** Stated exercise **
An exact reproduction of the records is required, with all images left out.

▶

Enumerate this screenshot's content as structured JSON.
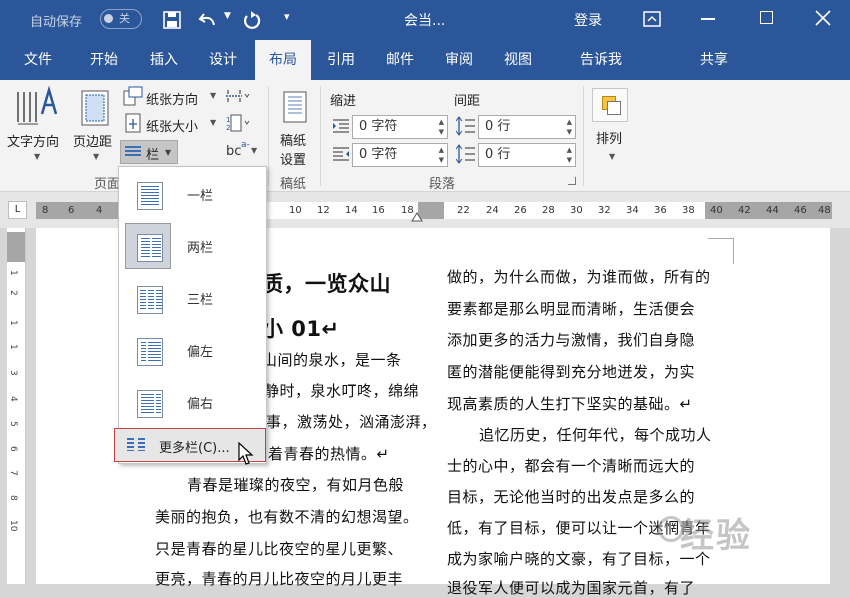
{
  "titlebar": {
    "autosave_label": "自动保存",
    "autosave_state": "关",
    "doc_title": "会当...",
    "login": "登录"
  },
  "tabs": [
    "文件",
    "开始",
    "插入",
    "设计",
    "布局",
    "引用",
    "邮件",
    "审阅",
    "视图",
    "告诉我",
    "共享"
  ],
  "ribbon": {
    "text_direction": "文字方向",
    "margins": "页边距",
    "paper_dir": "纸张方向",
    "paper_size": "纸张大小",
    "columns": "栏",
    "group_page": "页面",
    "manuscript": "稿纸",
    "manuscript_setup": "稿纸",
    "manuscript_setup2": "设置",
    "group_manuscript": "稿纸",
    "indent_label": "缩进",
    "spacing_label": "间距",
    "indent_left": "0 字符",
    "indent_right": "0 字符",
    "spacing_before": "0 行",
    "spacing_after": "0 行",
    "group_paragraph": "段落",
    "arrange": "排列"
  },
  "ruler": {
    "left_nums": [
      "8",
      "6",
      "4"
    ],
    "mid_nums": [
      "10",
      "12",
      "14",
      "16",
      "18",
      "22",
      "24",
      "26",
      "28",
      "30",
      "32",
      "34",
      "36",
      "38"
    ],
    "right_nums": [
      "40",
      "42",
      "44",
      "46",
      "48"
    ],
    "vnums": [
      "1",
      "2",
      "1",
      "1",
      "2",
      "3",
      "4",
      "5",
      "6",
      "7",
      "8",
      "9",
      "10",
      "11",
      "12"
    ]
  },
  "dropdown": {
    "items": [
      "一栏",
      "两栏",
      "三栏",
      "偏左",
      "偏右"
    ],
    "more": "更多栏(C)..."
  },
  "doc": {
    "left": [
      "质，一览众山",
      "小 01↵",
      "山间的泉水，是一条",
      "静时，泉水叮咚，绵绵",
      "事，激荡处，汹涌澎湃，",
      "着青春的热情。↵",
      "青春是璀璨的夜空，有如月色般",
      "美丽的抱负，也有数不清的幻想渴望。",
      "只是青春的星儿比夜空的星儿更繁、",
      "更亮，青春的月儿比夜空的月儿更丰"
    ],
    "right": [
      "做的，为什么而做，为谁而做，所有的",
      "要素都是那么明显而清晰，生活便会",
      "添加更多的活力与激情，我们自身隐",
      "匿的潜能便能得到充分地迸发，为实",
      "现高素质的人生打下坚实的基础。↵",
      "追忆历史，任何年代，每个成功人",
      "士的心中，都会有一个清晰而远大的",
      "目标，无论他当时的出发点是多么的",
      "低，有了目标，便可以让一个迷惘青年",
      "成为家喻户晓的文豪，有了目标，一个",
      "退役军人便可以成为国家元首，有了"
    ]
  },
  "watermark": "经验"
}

◀

** The response **
Enumerate this screenshot's content as structured JSON.
{
  "titlebar": {
    "autosave_label": "自动保存",
    "autosave_state": "关",
    "doc_title": "会当...",
    "login": "登录"
  },
  "tabs": [
    "文件",
    "开始",
    "插入",
    "设计",
    "布局",
    "引用",
    "邮件",
    "审阅",
    "视图",
    "告诉我",
    "共享"
  ],
  "ribbon": {
    "text_direction": "文字方向",
    "margins": "页边距",
    "paper_dir": "纸张方向",
    "paper_size": "纸张大小",
    "columns": "栏",
    "group_page": "页面",
    "manuscript": "稿纸",
    "manuscript_setup": "稿纸",
    "manuscript_setup2": "设置",
    "group_manuscript": "稿纸",
    "indent_label": "缩进",
    "spacing_label": "间距",
    "indent_left": "0 字符",
    "indent_right": "0 字符",
    "spacing_before": "0 行",
    "spacing_after": "0 行",
    "group_paragraph": "段落",
    "arrange": "排列"
  },
  "ruler": {
    "left_nums": [
      "8",
      "6",
      "4"
    ],
    "mid_nums": [
      "10",
      "12",
      "14",
      "16",
      "18",
      "22",
      "24",
      "26",
      "28",
      "30",
      "32",
      "34",
      "36",
      "38"
    ],
    "right_nums": [
      "40",
      "42",
      "44",
      "46",
      "48"
    ],
    "vnums": [
      "1",
      "2",
      "1",
      "1",
      "2",
      "3",
      "4",
      "5",
      "6",
      "7",
      "8",
      "9",
      "10",
      "11",
      "12"
    ]
  },
  "dropdown": {
    "items": [
      "一栏",
      "两栏",
      "三栏",
      "偏左",
      "偏右"
    ],
    "more": "更多栏(C)..."
  },
  "doc": {
    "left": [
      "质，一览众山",
      "小 01↵",
      "山间的泉水，是一条",
      "静时，泉水叮咚，绵绵",
      "事，激荡处，汹涌澎湃，",
      "着青春的热情。↵",
      "青春是璀璨的夜空，有如月色般",
      "美丽的抱负，也有数不清的幻想渴望。",
      "只是青春的星儿比夜空的星儿更繁、",
      "更亮，青春的月儿比夜空的月儿更丰"
    ],
    "right": [
      "做的，为什么而做，为谁而做，所有的",
      "要素都是那么明显而清晰，生活便会",
      "添加更多的活力与激情，我们自身隐",
      "匿的潜能便能得到充分地迸发，为实",
      "现高素质的人生打下坚实的基础。↵",
      "追忆历史，任何年代，每个成功人",
      "士的心中，都会有一个清晰而远大的",
      "目标，无论他当时的出发点是多么的",
      "低，有了目标，便可以让一个迷惘青年",
      "成为家喻户晓的文豪，有了目标，一个",
      "退役军人便可以成为国家元首，有了"
    ]
  },
  "watermark": "经验"
}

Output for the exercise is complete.